• _Task objective_: Repeat all of the material exactly as given.

• _Exercise data_:

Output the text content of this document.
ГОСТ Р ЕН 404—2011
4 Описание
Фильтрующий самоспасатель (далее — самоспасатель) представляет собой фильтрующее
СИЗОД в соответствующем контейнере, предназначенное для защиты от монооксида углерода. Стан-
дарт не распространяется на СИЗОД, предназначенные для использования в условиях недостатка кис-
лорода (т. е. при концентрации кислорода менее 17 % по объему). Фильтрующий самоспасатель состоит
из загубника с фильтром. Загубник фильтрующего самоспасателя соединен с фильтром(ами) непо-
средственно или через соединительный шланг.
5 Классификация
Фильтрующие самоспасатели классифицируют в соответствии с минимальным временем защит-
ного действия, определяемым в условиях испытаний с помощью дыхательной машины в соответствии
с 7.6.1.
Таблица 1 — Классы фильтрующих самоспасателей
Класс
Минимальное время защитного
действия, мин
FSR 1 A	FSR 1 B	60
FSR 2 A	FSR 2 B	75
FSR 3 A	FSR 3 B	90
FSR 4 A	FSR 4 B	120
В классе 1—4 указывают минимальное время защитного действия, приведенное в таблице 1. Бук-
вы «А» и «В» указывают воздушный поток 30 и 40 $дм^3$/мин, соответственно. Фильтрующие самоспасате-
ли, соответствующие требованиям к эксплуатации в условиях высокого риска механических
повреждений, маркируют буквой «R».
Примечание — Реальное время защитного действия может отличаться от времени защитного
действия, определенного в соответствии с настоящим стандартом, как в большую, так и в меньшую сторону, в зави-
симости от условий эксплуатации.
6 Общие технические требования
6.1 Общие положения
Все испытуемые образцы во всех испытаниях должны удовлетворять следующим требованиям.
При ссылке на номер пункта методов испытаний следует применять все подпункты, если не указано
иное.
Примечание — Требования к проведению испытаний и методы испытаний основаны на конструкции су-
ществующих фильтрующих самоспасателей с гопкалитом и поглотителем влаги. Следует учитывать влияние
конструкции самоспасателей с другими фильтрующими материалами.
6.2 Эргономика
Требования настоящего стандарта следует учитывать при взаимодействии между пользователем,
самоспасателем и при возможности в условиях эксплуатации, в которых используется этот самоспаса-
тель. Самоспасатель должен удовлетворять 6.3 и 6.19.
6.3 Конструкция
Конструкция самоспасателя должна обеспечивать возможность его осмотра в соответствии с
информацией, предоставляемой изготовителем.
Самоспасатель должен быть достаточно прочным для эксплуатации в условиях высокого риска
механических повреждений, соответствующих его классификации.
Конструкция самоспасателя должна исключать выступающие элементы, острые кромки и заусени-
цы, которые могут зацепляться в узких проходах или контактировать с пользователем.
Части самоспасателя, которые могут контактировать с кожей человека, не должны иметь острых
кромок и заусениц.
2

• _Right answer_:
Output the text content of this document.
ГОСТ Р ЕН 404—2011
4 Описание
Фильтрующий самоспасатель (далее — самоспасатель) представляет собой фильтрующее
СИЗОД в соответствующем контейнере, предназначенное для защиты от монооксида углерода. Стан-
дарт не распространяется на СИЗОД, предназначенные для использования в условиях недостатка кис-
лорода (т. е. при концентрации кислорода менее 17 % по объему). Фильтрующий самоспасатель состоит
из загубника с фильтром. Загубник фильтрующего самоспасателя соединен с фильтром(ами) непо-
средственно или через соединительный шланг.
5 Классификация
Фильтрующие самоспасатели классифицируют в соответствии с минимальным временем защит-
ного действия, определяемым в условиях испытаний с помощью дыхательной машины в соответствии
с 7.6.1.
Таблица 1 — Классы фильтрующих самоспасателей
Класс
Минимальное время защитного
действия, мин
FSR 1 A	FSR 1 B	60
FSR 2 A	FSR 2 B	75
FSR 3 A	FSR 3 B	90
FSR 4 A	FSR 4 B	120
В классе 1—4 указывают минимальное время защитного действия, приведенное в таблице 1. Бук-
вы «А» и «В» указывают воздушный поток 30 и 40 $дм^3$/мин, соответственно. Фильтрующие самоспасате-
ли, соответствующие требованиям к эксплуатации в условиях высокого риска механических
повреждений, маркируют буквой «R».
Примечание — Реальное время защитного действия может отличаться от времени защитного
действия, определенного в соответствии с настоящим стандартом, как в большую, так и в меньшую сторону, в зави-
симости от условий эксплуатации.
6 Общие технические требования
6.1 Общие положения
Все испытуемые образцы во всех испытаниях должны удовлетворять следующим требованиям.
При ссылке на номер пункта методов испытаний следует применять все подпункты, если не указано
иное.
Примечание — Требования к проведению испытаний и методы испытаний основаны на конструкции су-
ществующих фильтрующих самоспасателей с гопкалитом и поглотителем влаги. Следует учитывать влияние
конструкции самоспасателей с другими фильтрующими материалами.
6.2 Эргономика
Требования настоящего стандарта следует учитывать при взаимодействии между пользователем,
самоспасателем и при возможности в условиях эксплуатации, в которых используется этот самоспаса-
тель. Самоспасатель должен удовлетворять 6.3 и 6.19.
6.3 Конструкция
Конструкция самоспасателя должна обеспечивать возможность его осмотра в соответствии с
информацией, предоставляемой изготовителем.
Самоспасатель должен быть достаточно прочным для эксплуатации в условиях высокого риска
механических повреждений, соответствующих его классификации.
Конструкция самоспасателя должна исключать выступающие элементы, острые кромки и заусени-
цы, которые могут зацепляться в узких проходах или контактировать с пользователем.
Части самоспасателя, которые могут контактировать с кожей человека, не должны иметь острых
кромок и заусениц.
2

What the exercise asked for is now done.